[Excerpts from a layout annotation set]
┄┄┄┄┄┄
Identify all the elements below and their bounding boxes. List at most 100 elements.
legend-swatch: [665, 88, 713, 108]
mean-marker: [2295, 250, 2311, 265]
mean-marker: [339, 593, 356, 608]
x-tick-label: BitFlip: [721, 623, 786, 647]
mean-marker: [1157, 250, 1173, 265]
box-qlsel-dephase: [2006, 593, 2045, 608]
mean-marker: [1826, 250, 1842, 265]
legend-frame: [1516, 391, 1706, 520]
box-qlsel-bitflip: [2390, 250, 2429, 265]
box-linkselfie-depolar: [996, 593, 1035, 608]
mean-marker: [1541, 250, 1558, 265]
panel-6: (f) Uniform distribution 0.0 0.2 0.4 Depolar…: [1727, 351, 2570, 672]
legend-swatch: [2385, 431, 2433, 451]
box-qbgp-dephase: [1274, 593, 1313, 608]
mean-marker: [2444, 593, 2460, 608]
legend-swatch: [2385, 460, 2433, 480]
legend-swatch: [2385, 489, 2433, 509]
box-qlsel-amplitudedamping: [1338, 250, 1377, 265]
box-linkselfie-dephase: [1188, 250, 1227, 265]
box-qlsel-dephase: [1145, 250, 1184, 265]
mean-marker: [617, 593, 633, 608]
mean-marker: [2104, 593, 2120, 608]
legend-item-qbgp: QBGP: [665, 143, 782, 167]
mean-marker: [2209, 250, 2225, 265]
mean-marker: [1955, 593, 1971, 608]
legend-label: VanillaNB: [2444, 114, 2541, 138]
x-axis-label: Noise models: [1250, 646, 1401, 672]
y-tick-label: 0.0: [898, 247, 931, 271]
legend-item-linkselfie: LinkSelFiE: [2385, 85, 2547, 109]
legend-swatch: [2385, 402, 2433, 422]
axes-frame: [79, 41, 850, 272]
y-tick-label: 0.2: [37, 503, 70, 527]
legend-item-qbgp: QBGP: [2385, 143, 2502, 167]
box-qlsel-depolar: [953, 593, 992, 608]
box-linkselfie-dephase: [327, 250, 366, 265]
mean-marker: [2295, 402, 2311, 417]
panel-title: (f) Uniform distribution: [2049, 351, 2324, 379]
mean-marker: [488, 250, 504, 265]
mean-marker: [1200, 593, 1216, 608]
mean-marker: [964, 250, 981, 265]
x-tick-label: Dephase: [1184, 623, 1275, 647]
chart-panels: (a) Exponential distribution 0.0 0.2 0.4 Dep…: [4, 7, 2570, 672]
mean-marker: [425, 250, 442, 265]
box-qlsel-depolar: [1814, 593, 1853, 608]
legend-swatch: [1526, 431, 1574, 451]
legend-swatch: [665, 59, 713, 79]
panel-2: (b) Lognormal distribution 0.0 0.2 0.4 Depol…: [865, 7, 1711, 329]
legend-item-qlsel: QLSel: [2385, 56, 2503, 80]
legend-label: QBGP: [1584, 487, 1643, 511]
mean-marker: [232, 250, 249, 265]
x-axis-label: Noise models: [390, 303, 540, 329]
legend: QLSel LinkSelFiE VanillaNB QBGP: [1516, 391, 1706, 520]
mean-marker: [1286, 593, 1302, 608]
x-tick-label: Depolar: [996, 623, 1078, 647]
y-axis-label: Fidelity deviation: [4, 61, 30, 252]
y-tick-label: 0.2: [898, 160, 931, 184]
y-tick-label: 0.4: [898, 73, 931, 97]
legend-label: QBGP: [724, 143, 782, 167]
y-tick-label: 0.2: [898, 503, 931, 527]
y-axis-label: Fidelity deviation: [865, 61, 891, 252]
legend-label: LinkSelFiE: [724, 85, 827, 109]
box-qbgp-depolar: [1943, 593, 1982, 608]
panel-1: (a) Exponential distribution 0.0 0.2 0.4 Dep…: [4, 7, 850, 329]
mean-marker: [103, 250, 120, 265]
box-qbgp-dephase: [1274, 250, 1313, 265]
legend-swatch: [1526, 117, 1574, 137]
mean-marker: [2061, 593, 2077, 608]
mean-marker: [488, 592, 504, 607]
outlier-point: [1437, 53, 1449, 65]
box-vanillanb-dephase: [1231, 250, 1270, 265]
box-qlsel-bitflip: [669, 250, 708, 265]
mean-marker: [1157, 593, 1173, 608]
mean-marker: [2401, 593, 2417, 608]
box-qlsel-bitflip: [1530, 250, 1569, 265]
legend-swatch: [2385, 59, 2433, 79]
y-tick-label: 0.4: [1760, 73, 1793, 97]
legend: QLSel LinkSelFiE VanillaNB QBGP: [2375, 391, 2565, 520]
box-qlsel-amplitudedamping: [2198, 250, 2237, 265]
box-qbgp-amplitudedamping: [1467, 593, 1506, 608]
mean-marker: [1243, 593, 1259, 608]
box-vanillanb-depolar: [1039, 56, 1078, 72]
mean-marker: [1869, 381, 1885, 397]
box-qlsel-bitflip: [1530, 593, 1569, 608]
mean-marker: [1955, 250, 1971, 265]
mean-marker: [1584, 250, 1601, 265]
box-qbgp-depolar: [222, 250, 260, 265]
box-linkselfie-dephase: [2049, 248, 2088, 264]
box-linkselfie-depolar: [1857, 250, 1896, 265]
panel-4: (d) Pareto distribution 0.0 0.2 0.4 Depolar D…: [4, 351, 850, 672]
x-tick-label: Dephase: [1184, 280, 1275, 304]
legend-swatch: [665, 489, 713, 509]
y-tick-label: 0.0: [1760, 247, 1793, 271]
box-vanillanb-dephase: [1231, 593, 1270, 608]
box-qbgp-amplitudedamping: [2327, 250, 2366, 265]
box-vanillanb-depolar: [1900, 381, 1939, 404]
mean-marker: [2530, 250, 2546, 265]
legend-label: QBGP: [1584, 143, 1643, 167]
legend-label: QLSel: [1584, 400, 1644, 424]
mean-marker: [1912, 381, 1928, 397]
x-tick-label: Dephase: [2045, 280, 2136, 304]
┄┄┄┄┄┄
■ **OBJECTIVE**: Reproduce every line of the entries above verbatim.

■ **TASK RESPONSE**:
Identify all the elements below and their bounding boxes. List at most 100 elements.
legend-swatch: [665, 88, 713, 108]
mean-marker: [2295, 250, 2311, 265]
mean-marker: [339, 593, 356, 608]
x-tick-label: BitFlip: [721, 623, 786, 647]
mean-marker: [1157, 250, 1173, 265]
box-qlsel-dephase: [2006, 593, 2045, 608]
mean-marker: [1826, 250, 1842, 265]
legend-frame: [1516, 391, 1706, 520]
box-qlsel-bitflip: [2390, 250, 2429, 265]
box-linkselfie-depolar: [996, 593, 1035, 608]
mean-marker: [1541, 250, 1558, 265]
panel-6: (f) Uniform distribution 0.0 0.2 0.4 Depolar…: [1727, 351, 2570, 672]
legend-swatch: [2385, 431, 2433, 451]
box-qbgp-dephase: [1274, 593, 1313, 608]
mean-marker: [2444, 593, 2460, 608]
legend-swatch: [2385, 460, 2433, 480]
legend-swatch: [2385, 489, 2433, 509]
box-qlsel-amplitudedamping: [1338, 250, 1377, 265]
box-linkselfie-dephase: [1188, 250, 1227, 265]
box-qlsel-dephase: [1145, 250, 1184, 265]
mean-marker: [617, 593, 633, 608]
mean-marker: [2104, 593, 2120, 608]
legend-item-qbgp: QBGP: [665, 143, 782, 167]
mean-marker: [2209, 250, 2225, 265]
mean-marker: [1955, 593, 1971, 608]
legend-label: VanillaNB: [2444, 114, 2541, 138]
x-axis-label: Noise models: [1250, 646, 1401, 672]
y-tick-label: 0.0: [898, 247, 931, 271]
legend-item-linkselfie: LinkSelFiE: [2385, 85, 2547, 109]
legend-swatch: [2385, 402, 2433, 422]
axes-frame: [79, 41, 850, 272]
y-tick-label: 0.2: [37, 503, 70, 527]
legend-item-qbgp: QBGP: [2385, 143, 2502, 167]
box-qlsel-depolar: [953, 593, 992, 608]
box-linkselfie-dephase: [327, 250, 366, 265]
mean-marker: [2295, 402, 2311, 417]
panel-title: (f) Uniform distribution: [2049, 351, 2324, 379]
mean-marker: [488, 250, 504, 265]
mean-marker: [1200, 593, 1216, 608]
mean-marker: [964, 250, 981, 265]
x-tick-label: Dephase: [1184, 623, 1275, 647]
chart-panels: (a) Exponential distribution 0.0 0.2 0.4 Dep…: [4, 7, 2570, 672]
mean-marker: [425, 250, 442, 265]
box-qlsel-depolar: [1814, 593, 1853, 608]
legend-swatch: [1526, 431, 1574, 451]
legend-swatch: [665, 59, 713, 79]
panel-2: (b) Lognormal distribution 0.0 0.2 0.4 Depol…: [865, 7, 1711, 329]
legend-item-qlsel: QLSel: [2385, 56, 2503, 80]
legend-label: QBGP: [1584, 487, 1643, 511]
mean-marker: [232, 250, 249, 265]
x-axis-label: Noise models: [390, 303, 540, 329]
legend: QLSel LinkSelFiE VanillaNB QBGP: [1516, 391, 1706, 520]
mean-marker: [1286, 593, 1302, 608]
x-tick-label: Depolar: [996, 623, 1078, 647]
y-axis-label: Fidelity deviation: [4, 61, 30, 252]
y-tick-label: 0.2: [898, 160, 931, 184]
y-tick-label: 0.4: [898, 73, 931, 97]
legend-label: QBGP: [724, 143, 782, 167]
y-tick-label: 0.2: [898, 503, 931, 527]
y-axis-label: Fidelity deviation: [865, 61, 891, 252]
legend-label: LinkSelFiE: [724, 85, 827, 109]
box-qbgp-depolar: [1943, 593, 1982, 608]
panel-1: (a) Exponential distribution 0.0 0.2 0.4 Dep…: [4, 7, 850, 329]
mean-marker: [103, 250, 120, 265]
box-qbgp-dephase: [1274, 250, 1313, 265]
legend-swatch: [1526, 117, 1574, 137]
mean-marker: [2061, 593, 2077, 608]
mean-marker: [488, 592, 504, 607]
outlier-point: [1437, 53, 1449, 65]
box-vanillanb-dephase: [1231, 250, 1270, 265]
box-qlsel-bitflip: [669, 250, 708, 265]
mean-marker: [1157, 593, 1173, 608]
mean-marker: [2401, 593, 2417, 608]
box-qlsel-bitflip: [1530, 250, 1569, 265]
legend-swatch: [2385, 59, 2433, 79]
y-tick-label: 0.4: [1760, 73, 1793, 97]
legend: QLSel LinkSelFiE VanillaNB QBGP: [2375, 391, 2565, 520]
box-qlsel-amplitudedamping: [2198, 250, 2237, 265]
box-qbgp-amplitudedamping: [1467, 593, 1506, 608]
mean-marker: [1243, 593, 1259, 608]
box-vanillanb-depolar: [1039, 56, 1078, 72]
mean-marker: [1869, 381, 1885, 397]
box-qlsel-bitflip: [1530, 593, 1569, 608]
mean-marker: [1955, 250, 1971, 265]
mean-marker: [1584, 250, 1601, 265]
box-qbgp-depolar: [222, 250, 260, 265]
box-linkselfie-dephase: [2049, 248, 2088, 264]
box-linkselfie-depolar: [1857, 250, 1896, 265]
panel-4: (d) Pareto distribution 0.0 0.2 0.4 Depolar D…: [4, 351, 850, 672]
x-tick-label: Dephase: [1184, 280, 1275, 304]
legend-swatch: [665, 489, 713, 509]
y-tick-label: 0.0: [1760, 247, 1793, 271]
box-vanillanb-dephase: [1231, 593, 1270, 608]
box-qbgp-amplitudedamping: [2327, 250, 2366, 265]
box-vanillanb-depolar: [1900, 381, 1939, 404]
mean-marker: [2530, 250, 2546, 265]
legend-label: QBGP: [1584, 143, 1643, 167]
legend-label: QLSel: [1584, 400, 1644, 424]
mean-marker: [1912, 381, 1928, 397]
x-tick-label: Dephase: [2045, 280, 2136, 304]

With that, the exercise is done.